▶ **Written task**: Restate the records in their entirety, word for word.

▶ **Data to use**:
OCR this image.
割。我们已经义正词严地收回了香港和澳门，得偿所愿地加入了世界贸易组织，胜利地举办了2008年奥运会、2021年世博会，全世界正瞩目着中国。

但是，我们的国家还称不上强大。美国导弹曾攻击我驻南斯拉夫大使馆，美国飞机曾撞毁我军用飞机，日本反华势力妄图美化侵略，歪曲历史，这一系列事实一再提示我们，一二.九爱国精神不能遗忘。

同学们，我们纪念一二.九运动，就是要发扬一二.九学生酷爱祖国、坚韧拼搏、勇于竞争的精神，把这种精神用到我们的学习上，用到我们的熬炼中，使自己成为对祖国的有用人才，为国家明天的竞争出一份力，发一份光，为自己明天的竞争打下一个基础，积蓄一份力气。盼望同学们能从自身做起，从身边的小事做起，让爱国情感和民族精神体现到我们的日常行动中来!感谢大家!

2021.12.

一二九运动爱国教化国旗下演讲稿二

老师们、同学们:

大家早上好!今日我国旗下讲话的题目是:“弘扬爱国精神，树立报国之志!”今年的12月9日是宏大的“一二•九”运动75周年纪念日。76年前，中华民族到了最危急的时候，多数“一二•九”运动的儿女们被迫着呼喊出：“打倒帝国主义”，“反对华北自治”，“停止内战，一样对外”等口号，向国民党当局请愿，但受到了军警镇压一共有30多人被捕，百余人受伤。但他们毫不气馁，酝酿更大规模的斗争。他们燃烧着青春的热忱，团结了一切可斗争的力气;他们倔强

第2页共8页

▶ **Reply to the exercise**:
OCR this image.
割。我们已经义正词严地收回了香港和澳门，得偿所愿地加入了世界贸易组织，胜利地举办了2008年奥运会、2021年世博会，全世界正瞩目着中国。

但是，我们的国家还称不上强大。美国导弹曾攻击我驻南斯拉夫大使馆，美国飞机曾撞毁我军用飞机，日本反华势力妄图美化侵略，歪曲历史，这一系列事实一再提示我们，一二.九爱国精神不能遗忘。

同学们，我们纪念一二.九运动，就是要发扬一二.九学生酷爱祖国、坚韧拼搏、勇于竞争的精神，把这种精神用到我们的学习上，用到我们的熬炼中，使自己成为对祖国的有用人才，为国家明天的竞争出一份力，发一份光，为自己明天的竞争打下一个基础，积蓄一份力气。盼望同学们能从自身做起，从身边的小事做起，让爱国情感和民族精神体现到我们的日常行动中来!感谢大家!

2021.12.

一二九运动爱国教化国旗下演讲稿二

老师们、同学们:

大家早上好!今日我国旗下讲话的题目是:“弘扬爱国精神，树立报国之志!”今年的12月9日是宏大的“一二•九”运动75周年纪念日。76年前，中华民族到了最危急的时候，多数“一二•九”运动的儿女们被迫着呼喊出：“打倒帝国主义”，“反对华北自治”，“停止内战，一样对外”等口号，向国民党当局请愿，但受到了军警镇压一共有30多人被捕，百余人受伤。但他们毫不气馁，酝酿更大规模的斗争。他们燃烧着青春的热忱，团结了一切可斗争的力气;他们倔强

第2页共8页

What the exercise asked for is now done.